[start]
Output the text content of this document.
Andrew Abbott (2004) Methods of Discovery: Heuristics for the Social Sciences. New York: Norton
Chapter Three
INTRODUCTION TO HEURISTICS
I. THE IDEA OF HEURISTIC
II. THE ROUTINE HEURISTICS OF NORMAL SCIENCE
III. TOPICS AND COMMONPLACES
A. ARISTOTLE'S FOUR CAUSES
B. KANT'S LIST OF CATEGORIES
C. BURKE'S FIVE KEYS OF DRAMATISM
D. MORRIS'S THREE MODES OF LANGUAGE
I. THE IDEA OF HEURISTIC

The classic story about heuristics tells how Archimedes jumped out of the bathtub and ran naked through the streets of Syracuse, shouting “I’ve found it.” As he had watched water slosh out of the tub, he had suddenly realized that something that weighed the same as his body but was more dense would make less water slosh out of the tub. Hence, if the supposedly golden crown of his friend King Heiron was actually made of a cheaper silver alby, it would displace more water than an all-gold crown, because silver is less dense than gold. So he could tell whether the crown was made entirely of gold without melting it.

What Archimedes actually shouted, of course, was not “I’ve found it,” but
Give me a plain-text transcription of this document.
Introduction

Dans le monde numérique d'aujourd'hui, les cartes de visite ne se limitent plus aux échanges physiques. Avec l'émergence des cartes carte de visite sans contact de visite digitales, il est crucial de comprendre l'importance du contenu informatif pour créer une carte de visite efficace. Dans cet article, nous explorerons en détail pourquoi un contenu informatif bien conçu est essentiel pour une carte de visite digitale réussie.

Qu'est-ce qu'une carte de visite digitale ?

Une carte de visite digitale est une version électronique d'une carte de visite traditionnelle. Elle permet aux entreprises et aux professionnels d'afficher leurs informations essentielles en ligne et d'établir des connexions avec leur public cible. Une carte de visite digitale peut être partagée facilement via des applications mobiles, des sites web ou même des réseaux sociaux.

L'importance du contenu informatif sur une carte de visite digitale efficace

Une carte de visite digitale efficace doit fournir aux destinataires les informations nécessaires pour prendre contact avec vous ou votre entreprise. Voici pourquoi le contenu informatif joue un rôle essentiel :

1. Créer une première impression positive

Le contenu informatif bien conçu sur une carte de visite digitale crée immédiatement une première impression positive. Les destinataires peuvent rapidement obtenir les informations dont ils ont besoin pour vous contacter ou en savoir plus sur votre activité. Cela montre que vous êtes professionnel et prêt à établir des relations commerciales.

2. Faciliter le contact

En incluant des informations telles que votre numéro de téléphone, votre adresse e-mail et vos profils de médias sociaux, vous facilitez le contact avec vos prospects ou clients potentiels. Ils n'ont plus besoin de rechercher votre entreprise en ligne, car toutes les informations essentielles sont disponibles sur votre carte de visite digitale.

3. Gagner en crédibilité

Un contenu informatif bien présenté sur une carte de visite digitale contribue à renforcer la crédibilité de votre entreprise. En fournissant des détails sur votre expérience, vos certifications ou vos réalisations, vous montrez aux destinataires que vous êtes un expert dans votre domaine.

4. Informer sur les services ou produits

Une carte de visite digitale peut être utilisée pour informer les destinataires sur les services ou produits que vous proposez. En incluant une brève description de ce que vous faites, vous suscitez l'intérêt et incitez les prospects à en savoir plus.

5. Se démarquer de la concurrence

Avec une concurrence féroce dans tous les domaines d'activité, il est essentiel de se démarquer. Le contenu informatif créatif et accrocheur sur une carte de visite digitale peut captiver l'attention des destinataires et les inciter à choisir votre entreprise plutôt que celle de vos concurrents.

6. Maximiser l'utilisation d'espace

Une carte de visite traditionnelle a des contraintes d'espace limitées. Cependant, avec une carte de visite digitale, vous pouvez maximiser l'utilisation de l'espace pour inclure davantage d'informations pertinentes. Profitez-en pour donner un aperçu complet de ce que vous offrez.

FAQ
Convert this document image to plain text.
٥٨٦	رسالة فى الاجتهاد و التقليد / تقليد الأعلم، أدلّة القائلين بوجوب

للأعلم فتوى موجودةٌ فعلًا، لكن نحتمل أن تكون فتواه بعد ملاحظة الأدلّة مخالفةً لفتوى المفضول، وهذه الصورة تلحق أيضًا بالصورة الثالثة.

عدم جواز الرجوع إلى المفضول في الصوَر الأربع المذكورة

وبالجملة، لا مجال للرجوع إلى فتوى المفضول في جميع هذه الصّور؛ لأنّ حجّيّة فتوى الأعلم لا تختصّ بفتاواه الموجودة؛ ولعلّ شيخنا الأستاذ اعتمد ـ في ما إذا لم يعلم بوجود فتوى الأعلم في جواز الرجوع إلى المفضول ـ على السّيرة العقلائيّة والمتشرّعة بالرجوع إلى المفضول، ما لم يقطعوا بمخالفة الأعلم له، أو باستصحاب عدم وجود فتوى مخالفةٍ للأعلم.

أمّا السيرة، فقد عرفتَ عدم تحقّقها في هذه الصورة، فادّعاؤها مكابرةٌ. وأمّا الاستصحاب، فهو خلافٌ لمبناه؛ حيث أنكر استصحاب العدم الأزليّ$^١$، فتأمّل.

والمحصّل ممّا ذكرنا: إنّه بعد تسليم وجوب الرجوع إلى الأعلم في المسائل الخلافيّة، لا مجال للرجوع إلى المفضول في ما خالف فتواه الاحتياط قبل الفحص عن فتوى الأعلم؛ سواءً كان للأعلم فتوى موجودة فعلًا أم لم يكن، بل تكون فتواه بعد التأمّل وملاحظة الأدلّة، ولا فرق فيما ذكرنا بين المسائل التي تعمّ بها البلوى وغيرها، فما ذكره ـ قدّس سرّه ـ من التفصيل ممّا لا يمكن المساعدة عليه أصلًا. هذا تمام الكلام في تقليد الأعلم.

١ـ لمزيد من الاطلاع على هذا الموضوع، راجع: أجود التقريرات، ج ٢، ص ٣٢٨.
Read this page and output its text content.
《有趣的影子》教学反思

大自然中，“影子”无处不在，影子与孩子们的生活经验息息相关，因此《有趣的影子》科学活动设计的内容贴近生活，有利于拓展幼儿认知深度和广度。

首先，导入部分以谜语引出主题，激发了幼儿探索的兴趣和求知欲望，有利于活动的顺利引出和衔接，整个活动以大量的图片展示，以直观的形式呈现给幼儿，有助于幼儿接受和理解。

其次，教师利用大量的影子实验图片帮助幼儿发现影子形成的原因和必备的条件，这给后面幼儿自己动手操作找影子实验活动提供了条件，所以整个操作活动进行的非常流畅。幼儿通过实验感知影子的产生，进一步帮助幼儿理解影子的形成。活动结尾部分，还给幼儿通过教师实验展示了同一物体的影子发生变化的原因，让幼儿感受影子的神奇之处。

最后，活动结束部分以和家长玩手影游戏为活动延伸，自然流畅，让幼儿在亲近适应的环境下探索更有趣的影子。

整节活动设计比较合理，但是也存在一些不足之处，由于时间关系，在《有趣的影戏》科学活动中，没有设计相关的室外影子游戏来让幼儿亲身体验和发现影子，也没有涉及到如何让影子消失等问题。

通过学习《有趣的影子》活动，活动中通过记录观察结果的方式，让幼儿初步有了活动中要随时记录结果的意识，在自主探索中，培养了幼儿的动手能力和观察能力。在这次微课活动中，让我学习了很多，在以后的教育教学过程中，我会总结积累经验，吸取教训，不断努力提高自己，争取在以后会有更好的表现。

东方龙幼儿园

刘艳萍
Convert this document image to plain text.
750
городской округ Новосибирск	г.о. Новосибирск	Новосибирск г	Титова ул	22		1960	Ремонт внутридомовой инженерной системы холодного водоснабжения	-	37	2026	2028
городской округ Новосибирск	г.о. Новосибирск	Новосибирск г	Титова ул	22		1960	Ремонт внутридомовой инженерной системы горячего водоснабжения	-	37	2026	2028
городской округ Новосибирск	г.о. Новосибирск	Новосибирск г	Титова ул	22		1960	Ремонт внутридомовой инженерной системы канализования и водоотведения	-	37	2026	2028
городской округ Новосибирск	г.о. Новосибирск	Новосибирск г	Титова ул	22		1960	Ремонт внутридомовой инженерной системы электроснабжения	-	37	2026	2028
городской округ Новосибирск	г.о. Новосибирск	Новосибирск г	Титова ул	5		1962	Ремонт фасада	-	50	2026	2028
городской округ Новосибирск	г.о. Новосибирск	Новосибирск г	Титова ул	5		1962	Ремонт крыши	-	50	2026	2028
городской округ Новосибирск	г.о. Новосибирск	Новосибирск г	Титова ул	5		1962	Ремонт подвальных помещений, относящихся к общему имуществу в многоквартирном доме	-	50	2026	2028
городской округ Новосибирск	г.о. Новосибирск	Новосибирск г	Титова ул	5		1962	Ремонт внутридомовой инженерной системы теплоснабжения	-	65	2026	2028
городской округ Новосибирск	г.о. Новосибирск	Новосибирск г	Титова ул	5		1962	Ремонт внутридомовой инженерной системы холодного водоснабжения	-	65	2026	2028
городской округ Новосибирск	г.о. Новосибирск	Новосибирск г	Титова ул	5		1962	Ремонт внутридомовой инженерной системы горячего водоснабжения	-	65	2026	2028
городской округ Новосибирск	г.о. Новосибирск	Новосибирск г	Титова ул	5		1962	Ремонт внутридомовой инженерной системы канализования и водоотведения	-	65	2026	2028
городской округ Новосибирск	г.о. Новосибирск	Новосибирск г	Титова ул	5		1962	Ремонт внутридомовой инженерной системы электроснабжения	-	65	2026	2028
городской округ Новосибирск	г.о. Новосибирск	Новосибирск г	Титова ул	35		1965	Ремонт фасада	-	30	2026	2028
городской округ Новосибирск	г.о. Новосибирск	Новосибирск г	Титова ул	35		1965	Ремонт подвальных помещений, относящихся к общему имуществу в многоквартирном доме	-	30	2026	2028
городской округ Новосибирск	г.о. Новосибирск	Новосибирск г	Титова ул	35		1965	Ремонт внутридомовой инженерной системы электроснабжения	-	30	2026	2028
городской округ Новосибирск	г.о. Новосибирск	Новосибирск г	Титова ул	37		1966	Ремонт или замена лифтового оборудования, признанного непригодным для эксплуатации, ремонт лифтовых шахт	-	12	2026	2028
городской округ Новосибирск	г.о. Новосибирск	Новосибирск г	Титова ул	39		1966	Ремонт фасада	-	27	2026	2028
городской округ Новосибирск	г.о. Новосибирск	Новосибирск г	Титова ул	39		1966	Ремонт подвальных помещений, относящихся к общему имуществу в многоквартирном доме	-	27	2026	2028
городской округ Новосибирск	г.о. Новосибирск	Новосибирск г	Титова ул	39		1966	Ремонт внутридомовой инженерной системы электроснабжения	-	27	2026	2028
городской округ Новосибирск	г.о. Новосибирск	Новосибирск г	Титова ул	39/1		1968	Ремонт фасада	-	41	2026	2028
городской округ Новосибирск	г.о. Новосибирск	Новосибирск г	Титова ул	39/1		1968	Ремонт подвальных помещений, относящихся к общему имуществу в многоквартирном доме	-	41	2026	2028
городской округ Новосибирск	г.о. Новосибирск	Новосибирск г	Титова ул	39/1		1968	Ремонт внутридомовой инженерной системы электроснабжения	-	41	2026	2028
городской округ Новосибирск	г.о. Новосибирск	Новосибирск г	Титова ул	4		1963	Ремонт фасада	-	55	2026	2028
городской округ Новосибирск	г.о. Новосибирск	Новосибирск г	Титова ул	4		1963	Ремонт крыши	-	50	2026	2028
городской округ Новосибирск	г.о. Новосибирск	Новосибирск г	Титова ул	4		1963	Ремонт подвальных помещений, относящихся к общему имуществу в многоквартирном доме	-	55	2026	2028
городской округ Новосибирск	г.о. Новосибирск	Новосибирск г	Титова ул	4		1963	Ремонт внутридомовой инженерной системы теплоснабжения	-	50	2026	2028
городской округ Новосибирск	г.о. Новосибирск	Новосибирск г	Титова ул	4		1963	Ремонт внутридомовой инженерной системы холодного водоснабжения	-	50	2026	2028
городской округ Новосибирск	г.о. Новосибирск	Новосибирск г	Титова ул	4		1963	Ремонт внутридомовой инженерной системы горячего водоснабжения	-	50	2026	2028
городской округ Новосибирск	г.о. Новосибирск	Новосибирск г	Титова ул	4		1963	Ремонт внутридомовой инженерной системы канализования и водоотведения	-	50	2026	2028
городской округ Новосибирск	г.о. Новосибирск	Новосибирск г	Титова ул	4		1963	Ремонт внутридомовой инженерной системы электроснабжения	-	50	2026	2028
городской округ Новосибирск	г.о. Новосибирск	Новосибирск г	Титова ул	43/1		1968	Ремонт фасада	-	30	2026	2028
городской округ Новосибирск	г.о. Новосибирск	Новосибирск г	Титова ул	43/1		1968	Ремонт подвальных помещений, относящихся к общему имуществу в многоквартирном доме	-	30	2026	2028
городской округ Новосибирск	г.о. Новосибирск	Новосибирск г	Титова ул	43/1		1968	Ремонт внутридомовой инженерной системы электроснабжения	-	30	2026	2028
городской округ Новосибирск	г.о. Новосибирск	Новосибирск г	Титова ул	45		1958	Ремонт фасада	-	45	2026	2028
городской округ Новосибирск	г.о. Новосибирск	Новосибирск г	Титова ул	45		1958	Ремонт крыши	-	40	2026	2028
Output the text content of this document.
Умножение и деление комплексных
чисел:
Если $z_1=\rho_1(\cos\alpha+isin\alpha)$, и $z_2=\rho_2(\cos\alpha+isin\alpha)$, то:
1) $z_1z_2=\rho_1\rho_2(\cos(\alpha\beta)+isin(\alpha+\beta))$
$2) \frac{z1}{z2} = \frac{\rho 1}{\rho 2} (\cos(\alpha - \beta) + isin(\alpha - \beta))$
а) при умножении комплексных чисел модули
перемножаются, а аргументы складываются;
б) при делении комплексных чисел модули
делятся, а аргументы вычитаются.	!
[end]
Description of the task -> Isolate the lines above that contain the word "être" and copy them.

Solution for this problem ->
Une carte de visite digitale est une version électronique d'une carte de visite traditionnelle. Elle permet aux entreprises et aux professionnels d'afficher leurs informations essentielles en ligne et d'établir des connexions avec leur public cible. Une carte de visite digitale peut être partagée facilement via des applications mobiles, des sites web ou même des réseaux sociaux.
Une carte de visite digitale peut être utilisée pour informer les destinataires sur les services ou produits que vous proposez. En incluant une brève description de ce que vous faites, vous suscitez l'intérêt et incitez les prospects à en savoir plus.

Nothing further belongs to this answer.